Carry none of the pictures over; write out the complete data exactly.
=== Entries supplied ===
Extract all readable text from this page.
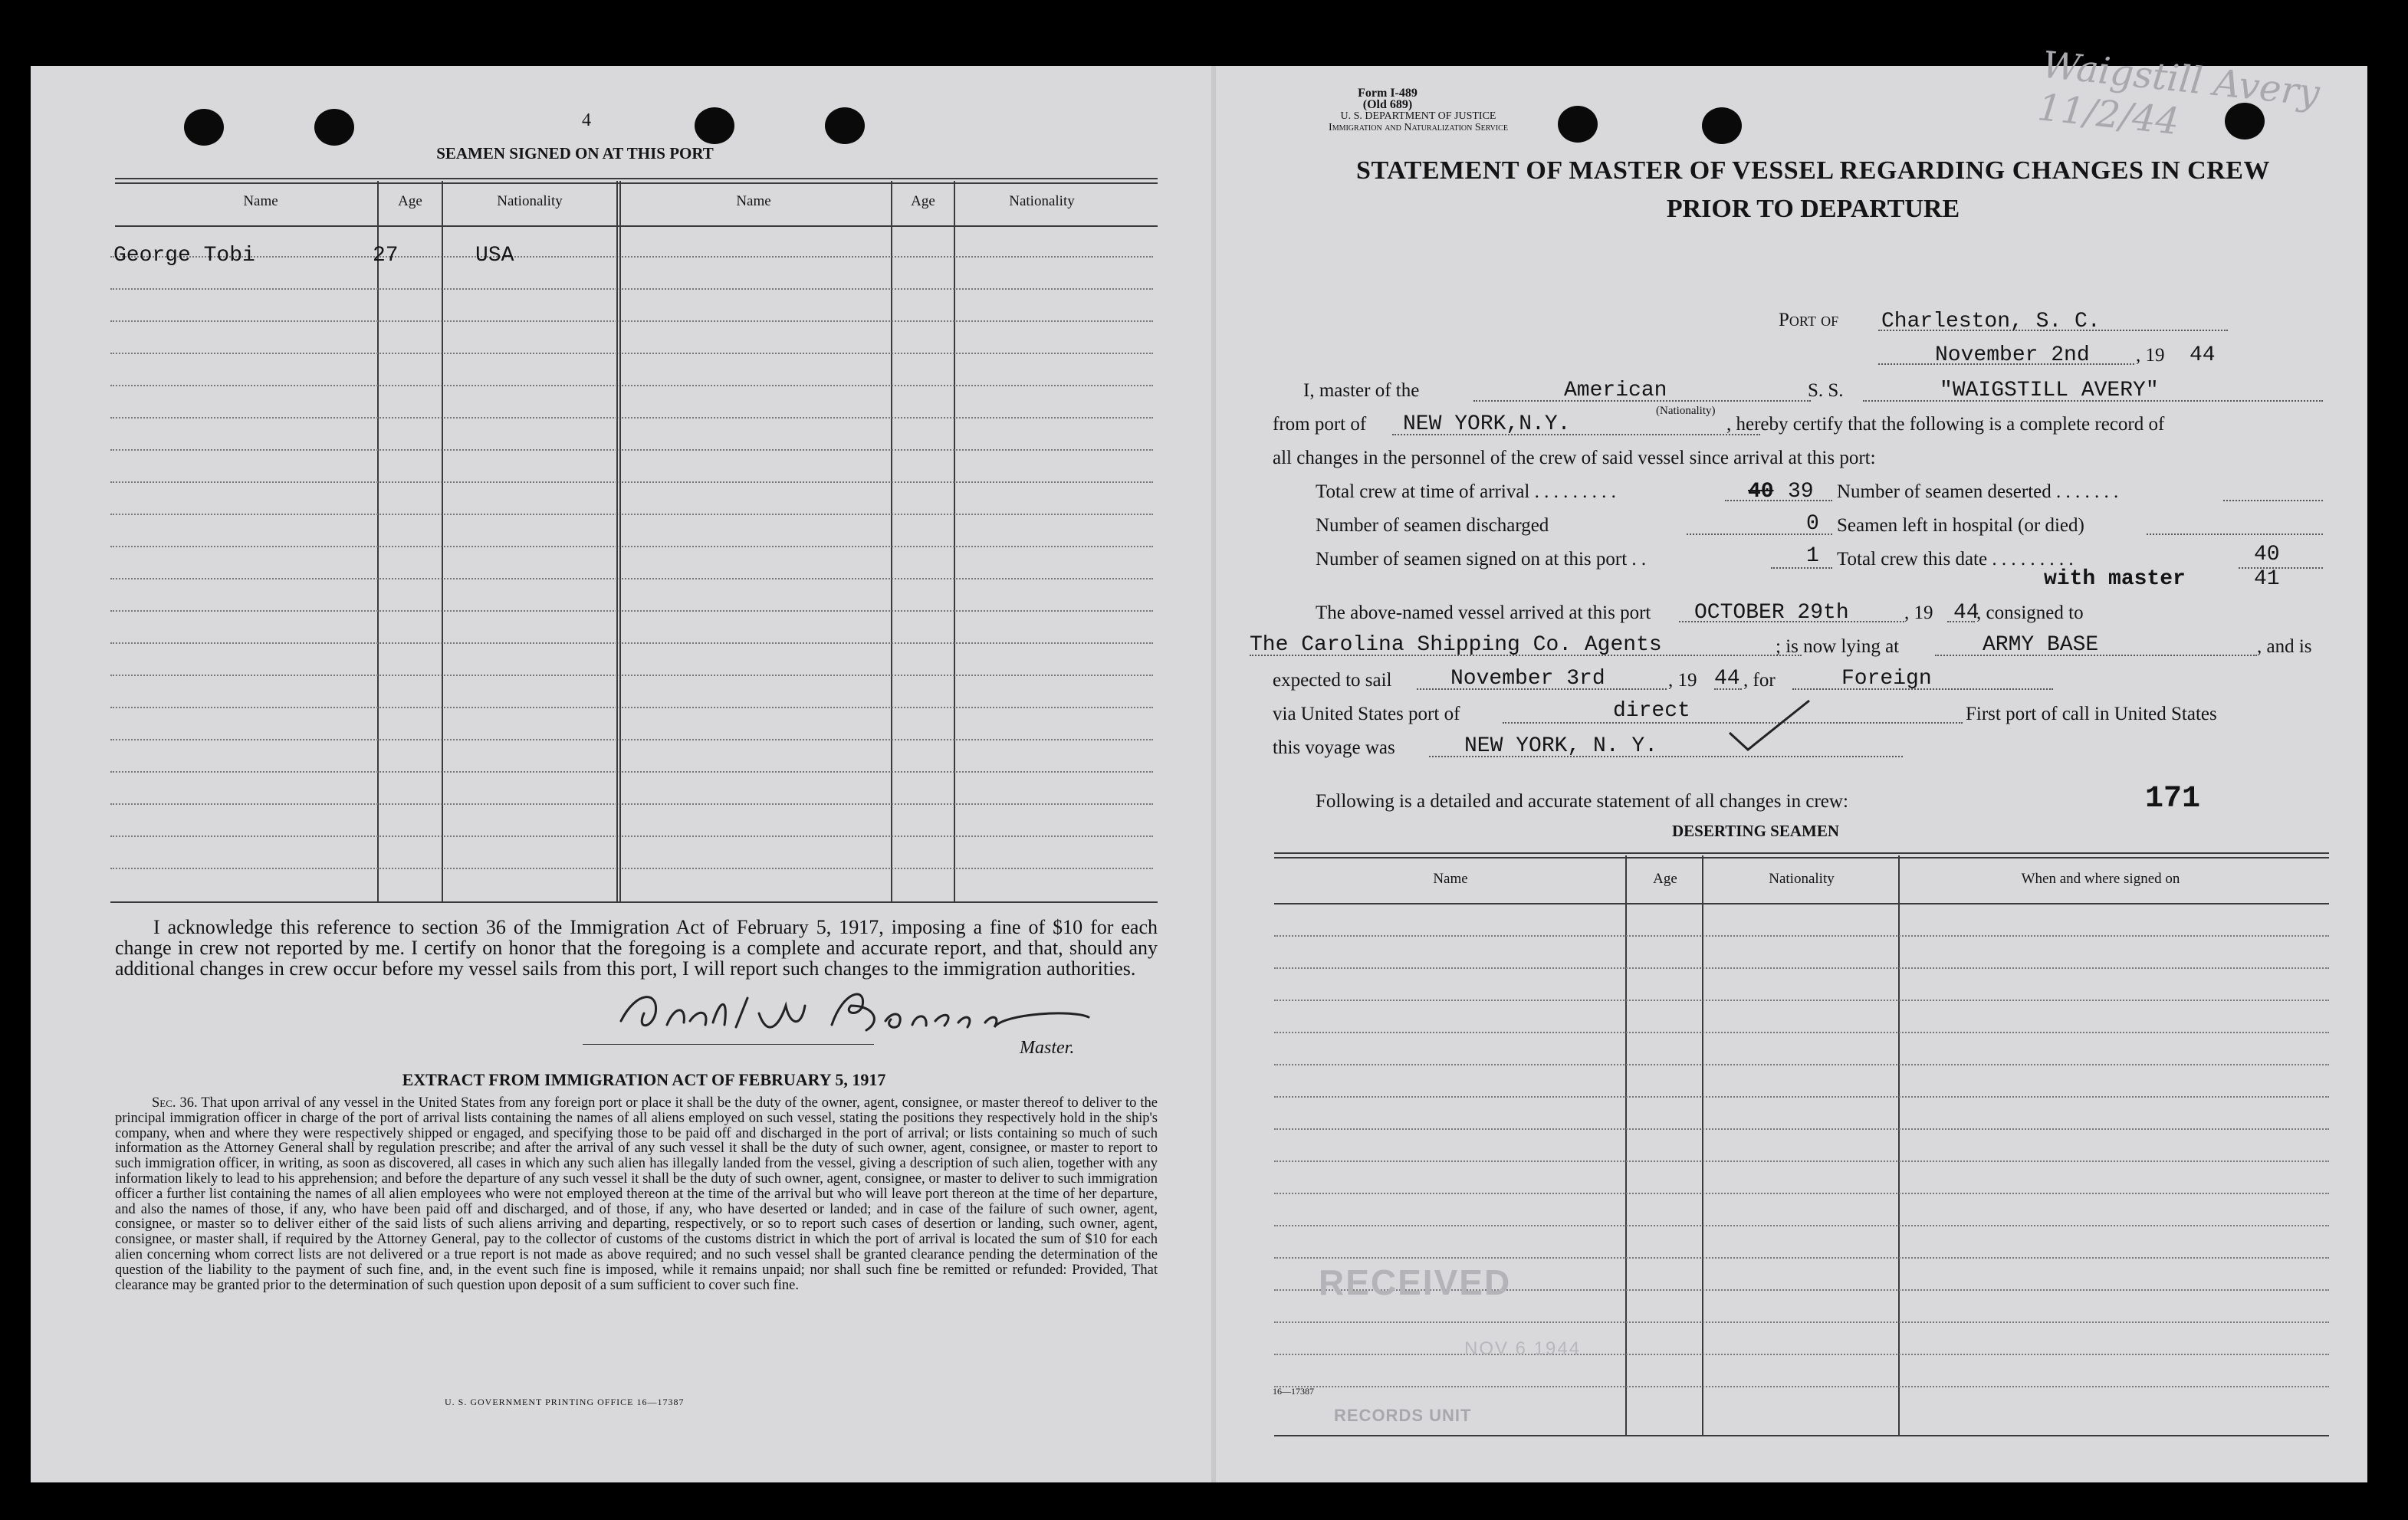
4
SEAMEN SIGNED ON AT THIS PORT
Name	Age	Nationality	Name	Age	Nationality
George Tobi	27	USA
I acknowledge this reference to section 36 of the Immigration Act of February 5, 1917, imposing a fine of $10 for each change in crew not reported by me. I certify on honor that the foregoing is a complete and accurate report, and that, should any additional changes in crew occur before my vessel sails from this port, I will report such changes to the immigration authorities.
Master.
EXTRACT FROM IMMIGRATION ACT OF FEBRUARY 5, 1917
Sec. 36. That upon arrival of any vessel in the United States from any foreign port or place it shall be the duty of the owner, agent, consignee, or master thereof to deliver to the principal immigration officer in charge of the port of arrival lists containing the names of all aliens employed on such vessel, stating the positions they respectively hold in the ship's company, when and where they were respectively shipped or engaged, and specifying those to be paid off and discharged in the port of arrival; or lists containing so much of such information as the Attorney General shall by regulation prescribe; and after the arrival of any such vessel it shall be the duty of such owner, agent, consignee, or master to report to such immigration officer, in writing, as soon as discovered, all cases in which any such alien has illegally landed from the vessel, giving a description of such alien, together with any information likely to lead to his apprehension; and before the departure of any such vessel it shall be the duty of such owner, agent, consignee, or master to deliver to such immigration officer a further list containing the names of all alien employees who were not employed thereon at the time of the arrival but who will leave port thereon at the time of her departure, and also the names of those, if any, who have been paid off and discharged, and of those, if any, who have deserted or landed; and in case of the failure of such owner, agent, consignee, or master so to deliver either of the said lists of such aliens arriving and departing, respectively, or so to report such cases of desertion or landing, such owner, agent, consignee, or master shall, if required by the Attorney General, pay to the collector of customs of the customs district in which the port of arrival is located the sum of $10 for each alien concerning whom correct lists are not delivered or a true report is not made as above required; and no such vessel shall be granted clearance pending the determination of the question of the liability to the payment of such fine, and, in the event such fine is imposed, while it remains unpaid; nor shall such fine be remitted or refunded: Provided, That clearance may be granted prior to the determination of such question upon deposit of a sum sufficient to cover such fine.
U. S. GOVERNMENT PRINTING OFFICE 16—17387
Form I-489
(Old 689)
U. S. DEPARTMENT OF JUSTICE
Immigration and Naturalization Service
Waigstill Avery 11/2/44
STATEMENT OF MASTER OF VESSEL REGARDING CHANGES IN CREW
PRIOR TO DEPARTURE
Port of Charleston, S. C.
November 2nd , 19 44
I, master of the	American
(Nationality)
S. S.	"WAIGSTILL AVERY"
from port of NEW YORK,N.Y.	, hereby certify that the following is a complete record of
all changes in the personnel of the crew of said vessel since arrival at this port:
Total crew at time of arrival . . . . . . . . .	40 39 Number of seamen deserted . . . . . . .
Number of seamen discharged	0 Seamen left in hospital (or died)
Number of seamen signed on at this port . .	1 Total crew this date . . . . . . . . .	40
with master	41
The above-named vessel arrived at this port OCTOBER 29th	, 19 44
, consigned to
The Carolina Shipping Co. Agents	; is now lying at	ARMY BASE	, and is
expected to sail	November 3rd	, 19 44 , for	Foreign
via United States port of	direct	First port of call in United States
this voyage was	NEW YORK, N. Y.
Following is a detailed and accurate statement of all changes in crew:	171
DESERTING SEAMEN
Name	Age	Nationality	When and where signed on
RECEIVED
NOV 6 1944
16—17387
RECORDS UNIT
===
• [Problem solution]
Extract all readable text from this page.
4
SEAMEN SIGNED ON AT THIS PORT
Name	Age	Nationality	Name	Age	Nationality
George Tobi	27	USA
I acknowledge this reference to section 36 of the Immigration Act of February 5, 1917, imposing a fine of $10 for each change in crew not reported by me. I certify on honor that the foregoing is a complete and accurate report, and that, should any additional changes in crew occur before my vessel sails from this port, I will report such changes to the immigration authorities.
Master.
EXTRACT FROM IMMIGRATION ACT OF FEBRUARY 5, 1917
Sec. 36. That upon arrival of any vessel in the United States from any foreign port or place it shall be the duty of the owner, agent, consignee, or master thereof to deliver to the principal immigration officer in charge of the port of arrival lists containing the names of all aliens employed on such vessel, stating the positions they respectively hold in the ship's company, when and where they were respectively shipped or engaged, and specifying those to be paid off and discharged in the port of arrival; or lists containing so much of such information as the Attorney General shall by regulation prescribe; and after the arrival of any such vessel it shall be the duty of such owner, agent, consignee, or master to report to such immigration officer, in writing, as soon as discovered, all cases in which any such alien has illegally landed from the vessel, giving a description of such alien, together with any information likely to lead to his apprehension; and before the departure of any such vessel it shall be the duty of such owner, agent, consignee, or master to deliver to such immigration officer a further list containing the names of all alien employees who were not employed thereon at the time of the arrival but who will leave port thereon at the time of her departure, and also the names of those, if any, who have been paid off and discharged, and of those, if any, who have deserted or landed; and in case of the failure of such owner, agent, consignee, or master so to deliver either of the said lists of such aliens arriving and departing, respectively, or so to report such cases of desertion or landing, such owner, agent, consignee, or master shall, if required by the Attorney General, pay to the collector of customs of the customs district in which the port of arrival is located the sum of $10 for each alien concerning whom correct lists are not delivered or a true report is not made as above required; and no such vessel shall be granted clearance pending the determination of the question of the liability to the payment of such fine, and, in the event such fine is imposed, while it remains unpaid; nor shall such fine be remitted or refunded: Provided, That clearance may be granted prior to the determination of such question upon deposit of a sum sufficient to cover such fine.
U. S. GOVERNMENT PRINTING OFFICE 16—17387
Form I-489
(Old 689)
U. S. DEPARTMENT OF JUSTICE
Immigration and Naturalization Service
Waigstill Avery 11/2/44
STATEMENT OF MASTER OF VESSEL REGARDING CHANGES IN CREW
PRIOR TO DEPARTURE
Port of Charleston, S. C.
November 2nd , 19 44
I, master of the	American
(Nationality)
S. S.	"WAIGSTILL AVERY"
from port of NEW YORK,N.Y.	, hereby certify that the following is a complete record of
all changes in the personnel of the crew of said vessel since arrival at this port:
Total crew at time of arrival . . . . . . . . .	40 39 Number of seamen deserted . . . . . . .
Number of seamen discharged	0 Seamen left in hospital (or died)
Number of seamen signed on at this port . .	1 Total crew this date . . . . . . . . .	40
with master	41
The above-named vessel arrived at this port OCTOBER 29th	, 19 44
, consigned to
The Carolina Shipping Co. Agents	; is now lying at	ARMY BASE	, and is
expected to sail	November 3rd	, 19 44 , for	Foreign
via United States port of	direct	First port of call in United States
this voyage was	NEW YORK, N. Y.
Following is a detailed and accurate statement of all changes in crew:	171
DESERTING SEAMEN
Name	Age	Nationality	When and where signed on
RECEIVED
NOV 6 1944
16—17387
RECORDS UNIT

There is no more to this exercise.